WHAT TO DO ▸
Listed below are entries; give the number of lines among them that include "name", and only that number.

>> begin DATA IN THIS EXERCISE

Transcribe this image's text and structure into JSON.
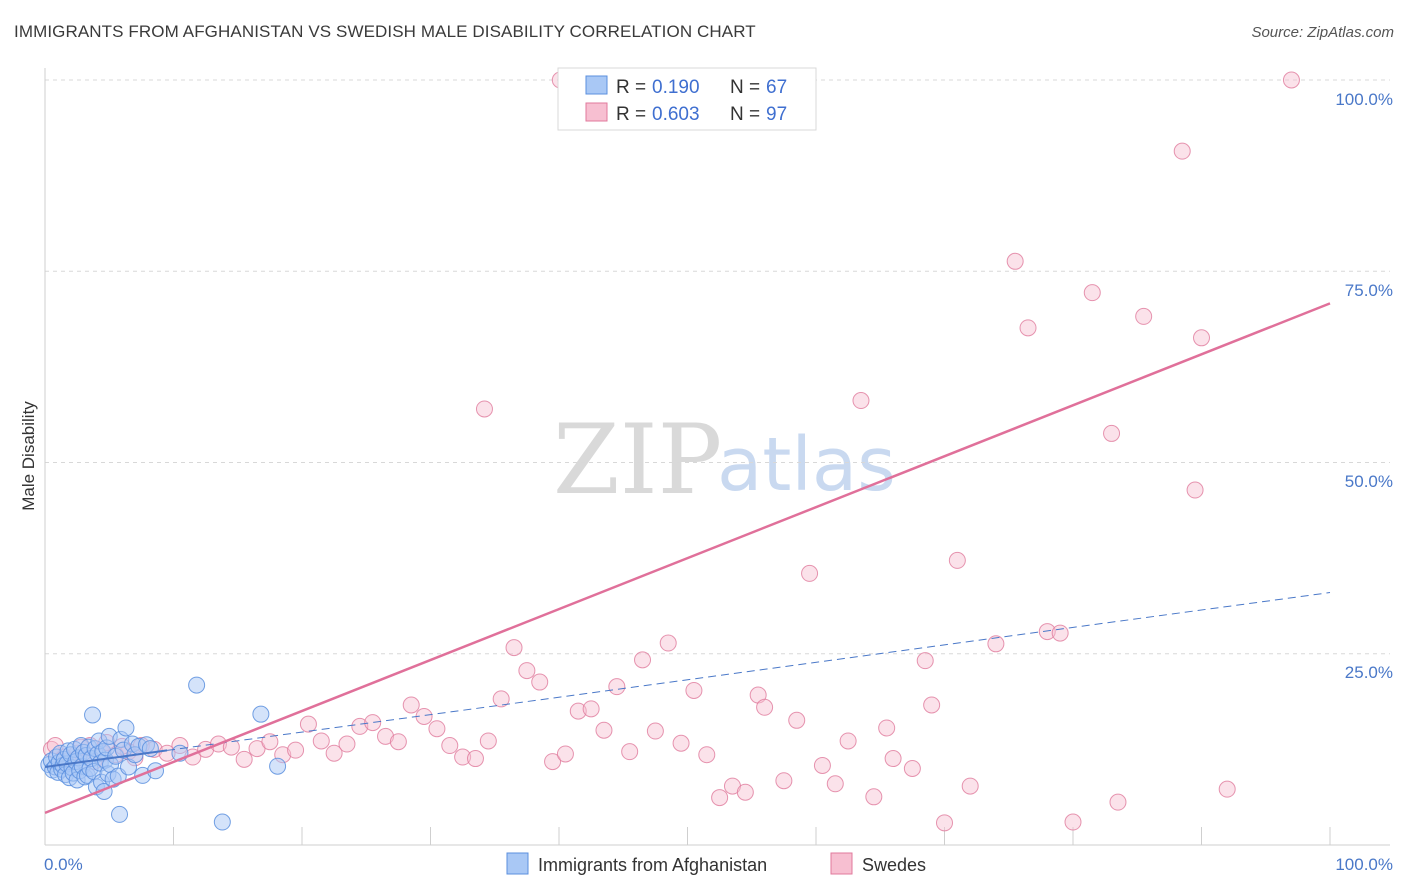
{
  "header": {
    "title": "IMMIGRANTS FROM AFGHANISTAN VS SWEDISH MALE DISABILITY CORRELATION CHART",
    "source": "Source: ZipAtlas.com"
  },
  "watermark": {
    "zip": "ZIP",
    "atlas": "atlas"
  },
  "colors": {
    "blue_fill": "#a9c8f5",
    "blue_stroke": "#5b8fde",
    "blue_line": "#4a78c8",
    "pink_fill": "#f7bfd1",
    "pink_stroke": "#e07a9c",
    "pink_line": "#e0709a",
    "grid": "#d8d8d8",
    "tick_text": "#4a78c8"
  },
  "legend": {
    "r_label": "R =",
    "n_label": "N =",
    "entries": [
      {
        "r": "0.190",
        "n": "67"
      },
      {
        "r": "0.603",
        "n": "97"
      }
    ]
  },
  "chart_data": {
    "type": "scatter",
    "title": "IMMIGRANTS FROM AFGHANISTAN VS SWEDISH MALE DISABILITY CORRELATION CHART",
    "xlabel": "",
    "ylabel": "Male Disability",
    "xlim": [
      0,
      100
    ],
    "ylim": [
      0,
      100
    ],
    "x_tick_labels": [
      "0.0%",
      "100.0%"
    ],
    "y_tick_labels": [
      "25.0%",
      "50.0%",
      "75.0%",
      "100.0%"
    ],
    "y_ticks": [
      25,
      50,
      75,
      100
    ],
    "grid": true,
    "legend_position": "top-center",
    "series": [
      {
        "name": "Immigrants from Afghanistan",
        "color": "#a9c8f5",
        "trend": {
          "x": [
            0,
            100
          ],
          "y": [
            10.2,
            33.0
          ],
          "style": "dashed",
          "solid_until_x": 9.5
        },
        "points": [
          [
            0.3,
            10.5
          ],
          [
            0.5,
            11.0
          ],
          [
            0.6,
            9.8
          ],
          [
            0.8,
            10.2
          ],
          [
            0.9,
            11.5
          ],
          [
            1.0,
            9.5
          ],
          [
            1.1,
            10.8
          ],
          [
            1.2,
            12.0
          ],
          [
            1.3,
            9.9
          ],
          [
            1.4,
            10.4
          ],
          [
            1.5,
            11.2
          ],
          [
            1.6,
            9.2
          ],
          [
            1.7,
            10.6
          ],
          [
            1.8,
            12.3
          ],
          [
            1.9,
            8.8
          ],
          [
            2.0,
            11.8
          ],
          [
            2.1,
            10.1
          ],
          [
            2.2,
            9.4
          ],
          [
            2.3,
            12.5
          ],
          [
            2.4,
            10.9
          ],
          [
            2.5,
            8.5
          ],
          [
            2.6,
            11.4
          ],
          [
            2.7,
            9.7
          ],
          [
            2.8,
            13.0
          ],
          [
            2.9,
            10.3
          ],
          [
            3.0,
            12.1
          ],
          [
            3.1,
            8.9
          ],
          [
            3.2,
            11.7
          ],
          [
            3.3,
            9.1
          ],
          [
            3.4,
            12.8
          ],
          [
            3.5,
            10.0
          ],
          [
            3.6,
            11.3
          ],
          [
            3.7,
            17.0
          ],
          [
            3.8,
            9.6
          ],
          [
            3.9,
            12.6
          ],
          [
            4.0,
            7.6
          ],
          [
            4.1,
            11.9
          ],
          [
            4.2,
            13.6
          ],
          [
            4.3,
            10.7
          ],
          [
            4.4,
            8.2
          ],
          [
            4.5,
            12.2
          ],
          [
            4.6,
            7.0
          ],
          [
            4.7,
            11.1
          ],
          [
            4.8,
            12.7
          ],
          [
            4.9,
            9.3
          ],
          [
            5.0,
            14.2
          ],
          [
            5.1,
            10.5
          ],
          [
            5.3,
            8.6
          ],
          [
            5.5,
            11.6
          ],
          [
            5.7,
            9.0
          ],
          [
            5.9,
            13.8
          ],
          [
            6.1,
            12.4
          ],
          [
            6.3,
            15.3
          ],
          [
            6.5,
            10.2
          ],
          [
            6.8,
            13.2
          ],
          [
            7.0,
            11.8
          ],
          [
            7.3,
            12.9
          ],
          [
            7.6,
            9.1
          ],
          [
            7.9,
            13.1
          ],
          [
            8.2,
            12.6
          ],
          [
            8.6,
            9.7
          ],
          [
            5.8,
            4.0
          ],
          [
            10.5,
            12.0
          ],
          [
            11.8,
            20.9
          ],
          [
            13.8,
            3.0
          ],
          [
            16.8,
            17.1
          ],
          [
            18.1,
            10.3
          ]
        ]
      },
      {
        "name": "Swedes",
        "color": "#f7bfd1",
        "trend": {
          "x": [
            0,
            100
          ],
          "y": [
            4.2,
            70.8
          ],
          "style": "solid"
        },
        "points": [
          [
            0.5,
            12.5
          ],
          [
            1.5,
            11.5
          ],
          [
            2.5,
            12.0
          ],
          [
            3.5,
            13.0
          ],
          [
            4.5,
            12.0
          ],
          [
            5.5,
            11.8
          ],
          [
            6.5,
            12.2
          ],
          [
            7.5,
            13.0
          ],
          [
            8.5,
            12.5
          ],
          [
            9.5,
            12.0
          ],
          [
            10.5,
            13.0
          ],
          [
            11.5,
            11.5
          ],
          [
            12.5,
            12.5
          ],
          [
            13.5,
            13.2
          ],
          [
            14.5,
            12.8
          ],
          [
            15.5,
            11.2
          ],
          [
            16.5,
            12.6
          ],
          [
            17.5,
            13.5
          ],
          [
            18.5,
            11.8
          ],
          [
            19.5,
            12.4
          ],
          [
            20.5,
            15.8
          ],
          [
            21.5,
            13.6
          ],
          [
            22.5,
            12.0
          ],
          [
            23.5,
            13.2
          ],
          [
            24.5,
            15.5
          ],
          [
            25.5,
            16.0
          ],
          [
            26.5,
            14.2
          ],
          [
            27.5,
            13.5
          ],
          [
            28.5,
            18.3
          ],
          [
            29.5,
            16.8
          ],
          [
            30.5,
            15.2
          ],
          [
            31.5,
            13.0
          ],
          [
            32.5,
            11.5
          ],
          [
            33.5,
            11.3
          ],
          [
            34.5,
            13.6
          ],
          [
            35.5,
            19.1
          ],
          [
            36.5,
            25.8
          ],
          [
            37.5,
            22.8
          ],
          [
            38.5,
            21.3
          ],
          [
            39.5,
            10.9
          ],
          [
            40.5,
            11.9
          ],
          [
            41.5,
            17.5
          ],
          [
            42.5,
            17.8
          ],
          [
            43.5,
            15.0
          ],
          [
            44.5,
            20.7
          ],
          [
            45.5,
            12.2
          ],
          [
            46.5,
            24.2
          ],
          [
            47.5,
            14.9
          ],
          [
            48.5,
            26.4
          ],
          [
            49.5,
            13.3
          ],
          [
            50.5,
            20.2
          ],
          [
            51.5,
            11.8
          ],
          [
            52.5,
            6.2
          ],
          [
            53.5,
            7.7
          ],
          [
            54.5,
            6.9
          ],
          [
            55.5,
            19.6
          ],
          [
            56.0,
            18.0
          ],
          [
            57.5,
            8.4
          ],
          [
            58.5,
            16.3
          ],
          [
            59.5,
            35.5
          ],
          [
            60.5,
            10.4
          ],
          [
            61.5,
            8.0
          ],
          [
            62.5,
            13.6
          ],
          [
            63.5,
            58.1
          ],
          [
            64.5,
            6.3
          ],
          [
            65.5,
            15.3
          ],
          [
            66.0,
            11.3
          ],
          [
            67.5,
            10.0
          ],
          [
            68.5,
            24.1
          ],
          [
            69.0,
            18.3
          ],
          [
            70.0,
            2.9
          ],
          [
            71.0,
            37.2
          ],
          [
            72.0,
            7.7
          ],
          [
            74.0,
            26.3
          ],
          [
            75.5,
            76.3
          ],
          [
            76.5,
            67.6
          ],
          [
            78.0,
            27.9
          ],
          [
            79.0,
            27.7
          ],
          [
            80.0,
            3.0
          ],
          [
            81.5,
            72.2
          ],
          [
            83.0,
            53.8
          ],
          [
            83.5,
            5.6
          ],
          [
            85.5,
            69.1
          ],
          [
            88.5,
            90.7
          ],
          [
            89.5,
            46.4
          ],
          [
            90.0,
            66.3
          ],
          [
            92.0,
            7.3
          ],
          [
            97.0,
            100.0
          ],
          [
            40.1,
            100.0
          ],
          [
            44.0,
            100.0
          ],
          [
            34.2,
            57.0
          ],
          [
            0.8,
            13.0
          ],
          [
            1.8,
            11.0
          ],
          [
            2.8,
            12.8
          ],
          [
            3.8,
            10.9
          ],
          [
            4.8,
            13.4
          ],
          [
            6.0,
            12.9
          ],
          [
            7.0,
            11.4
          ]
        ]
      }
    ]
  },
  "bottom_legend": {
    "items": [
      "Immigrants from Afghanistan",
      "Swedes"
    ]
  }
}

>> end DATA IN THIS EXERCISE

COMPLETE RESPONSE ▸
2